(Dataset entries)
---*---

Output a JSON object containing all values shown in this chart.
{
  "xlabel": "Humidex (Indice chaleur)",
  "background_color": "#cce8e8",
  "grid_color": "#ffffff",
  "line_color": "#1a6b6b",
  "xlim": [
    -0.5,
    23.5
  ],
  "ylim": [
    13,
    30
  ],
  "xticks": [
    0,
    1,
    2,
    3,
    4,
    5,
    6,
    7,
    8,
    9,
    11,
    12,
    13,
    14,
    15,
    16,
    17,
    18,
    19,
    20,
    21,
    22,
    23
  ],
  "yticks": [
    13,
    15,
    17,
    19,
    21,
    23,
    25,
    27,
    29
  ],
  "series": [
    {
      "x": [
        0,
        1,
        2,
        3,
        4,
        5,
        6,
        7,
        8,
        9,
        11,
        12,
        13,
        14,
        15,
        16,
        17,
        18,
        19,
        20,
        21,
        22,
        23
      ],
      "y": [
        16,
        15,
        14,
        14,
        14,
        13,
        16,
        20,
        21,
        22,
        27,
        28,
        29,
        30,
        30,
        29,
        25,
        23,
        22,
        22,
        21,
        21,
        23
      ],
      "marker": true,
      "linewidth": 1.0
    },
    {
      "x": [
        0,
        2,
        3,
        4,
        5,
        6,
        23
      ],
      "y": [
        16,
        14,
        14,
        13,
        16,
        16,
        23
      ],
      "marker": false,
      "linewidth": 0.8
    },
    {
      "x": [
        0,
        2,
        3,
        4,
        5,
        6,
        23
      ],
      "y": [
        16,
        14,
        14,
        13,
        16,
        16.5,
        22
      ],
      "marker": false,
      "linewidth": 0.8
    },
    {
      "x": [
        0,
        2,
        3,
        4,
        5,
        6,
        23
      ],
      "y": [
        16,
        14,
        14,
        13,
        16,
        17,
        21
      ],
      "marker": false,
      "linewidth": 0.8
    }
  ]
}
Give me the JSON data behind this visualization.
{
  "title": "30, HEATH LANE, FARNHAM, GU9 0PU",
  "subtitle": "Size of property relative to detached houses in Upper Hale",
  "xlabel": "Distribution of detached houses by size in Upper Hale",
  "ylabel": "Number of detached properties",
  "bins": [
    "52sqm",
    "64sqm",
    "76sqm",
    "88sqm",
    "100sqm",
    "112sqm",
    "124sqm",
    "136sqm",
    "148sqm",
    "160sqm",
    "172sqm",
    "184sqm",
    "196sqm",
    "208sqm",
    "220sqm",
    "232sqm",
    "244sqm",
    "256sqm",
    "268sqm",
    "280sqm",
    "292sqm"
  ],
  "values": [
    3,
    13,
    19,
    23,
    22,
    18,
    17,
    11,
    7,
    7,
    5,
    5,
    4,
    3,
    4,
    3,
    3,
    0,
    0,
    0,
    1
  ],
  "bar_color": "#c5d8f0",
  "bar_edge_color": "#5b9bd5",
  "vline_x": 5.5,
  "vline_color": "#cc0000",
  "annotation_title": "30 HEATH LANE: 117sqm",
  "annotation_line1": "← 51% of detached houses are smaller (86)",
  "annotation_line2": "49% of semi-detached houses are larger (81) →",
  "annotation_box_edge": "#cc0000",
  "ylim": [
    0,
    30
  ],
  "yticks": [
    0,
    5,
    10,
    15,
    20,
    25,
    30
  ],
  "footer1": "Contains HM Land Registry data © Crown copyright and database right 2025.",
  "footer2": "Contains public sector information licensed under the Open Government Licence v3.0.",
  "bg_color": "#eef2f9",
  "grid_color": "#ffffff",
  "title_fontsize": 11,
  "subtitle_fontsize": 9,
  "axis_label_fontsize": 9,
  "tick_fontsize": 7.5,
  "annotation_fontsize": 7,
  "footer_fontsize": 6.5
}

---*---

> Exercise task
Print out all the entries precisely as written.

> Answer
Output a JSON object containing all values shown in this chart.
{
  "xlabel": "Humidex (Indice chaleur)",
  "background_color": "#cce8e8",
  "grid_color": "#ffffff",
  "line_color": "#1a6b6b",
  "xlim": [
    -0.5,
    23.5
  ],
  "ylim": [
    13,
    30
  ],
  "xticks": [
    0,
    1,
    2,
    3,
    4,
    5,
    6,
    7,
    8,
    9,
    11,
    12,
    13,
    14,
    15,
    16,
    17,
    18,
    19,
    20,
    21,
    22,
    23
  ],
  "yticks": [
    13,
    15,
    17,
    19,
    21,
    23,
    25,
    27,
    29
  ],
  "series": [
    {
      "x": [
        0,
        1,
        2,
        3,
        4,
        5,
        6,
        7,
        8,
        9,
        11,
        12,
        13,
        14,
        15,
        16,
        17,
        18,
        19,
        20,
        21,
        22,
        23
      ],
      "y": [
        16,
        15,
        14,
        14,
        14,
        13,
        16,
        20,
        21,
        22,
        27,
        28,
        29,
        30,
        30,
        29,
        25,
        23,
        22,
        22,
        21,
        21,
        23
      ],
      "marker": true,
      "linewidth": 1.0
    },
    {
      "x": [
        0,
        2,
        3,
        4,
        5,
        6,
        23
      ],
      "y": [
        16,
        14,
        14,
        13,
        16,
        16,
        23
      ],
      "marker": false,
      "linewidth": 0.8
    },
    {
      "x": [
        0,
        2,
        3,
        4,
        5,
        6,
        23
      ],
      "y": [
        16,
        14,
        14,
        13,
        16,
        16.5,
        22
      ],
      "marker": false,
      "linewidth": 0.8
    },
    {
      "x": [
        0,
        2,
        3,
        4,
        5,
        6,
        23
      ],
      "y": [
        16,
        14,
        14,
        13,
        16,
        17,
        21
      ],
      "marker": false,
      "linewidth": 0.8
    }
  ]
}
Give me the JSON data behind this visualization.
{
  "title": "30, HEATH LANE, FARNHAM, GU9 0PU",
  "subtitle": "Size of property relative to detached houses in Upper Hale",
  "xlabel": "Distribution of detached houses by size in Upper Hale",
  "ylabel": "Number of detached properties",
  "bins": [
    "52sqm",
    "64sqm",
    "76sqm",
    "88sqm",
    "100sqm",
    "112sqm",
    "124sqm",
    "136sqm",
    "148sqm",
    "160sqm",
    "172sqm",
    "184sqm",
    "196sqm",
    "208sqm",
    "220sqm",
    "232sqm",
    "244sqm",
    "256sqm",
    "268sqm",
    "280sqm",
    "292sqm"
  ],
  "values": [
    3,
    13,
    19,
    23,
    22,
    18,
    17,
    11,
    7,
    7,
    5,
    5,
    4,
    3,
    4,
    3,
    3,
    0,
    0,
    0,
    1
  ],
  "bar_color": "#c5d8f0",
  "bar_edge_color": "#5b9bd5",
  "vline_x": 5.5,
  "vline_color": "#cc0000",
  "annotation_title": "30 HEATH LANE: 117sqm",
  "annotation_line1": "← 51% of detached houses are smaller (86)",
  "annotation_line2": "49% of semi-detached houses are larger (81) →",
  "annotation_box_edge": "#cc0000",
  "ylim": [
    0,
    30
  ],
  "yticks": [
    0,
    5,
    10,
    15,
    20,
    25,
    30
  ],
  "footer1": "Contains HM Land Registry data © Crown copyright and database right 2025.",
  "footer2": "Contains public sector information licensed under the Open Government Licence v3.0.",
  "bg_color": "#eef2f9",
  "grid_color": "#ffffff",
  "title_fontsize": 11,
  "subtitle_fontsize": 9,
  "axis_label_fontsize": 9,
  "tick_fontsize": 7.5,
  "annotation_fontsize": 7,
  "footer_fontsize": 6.5
}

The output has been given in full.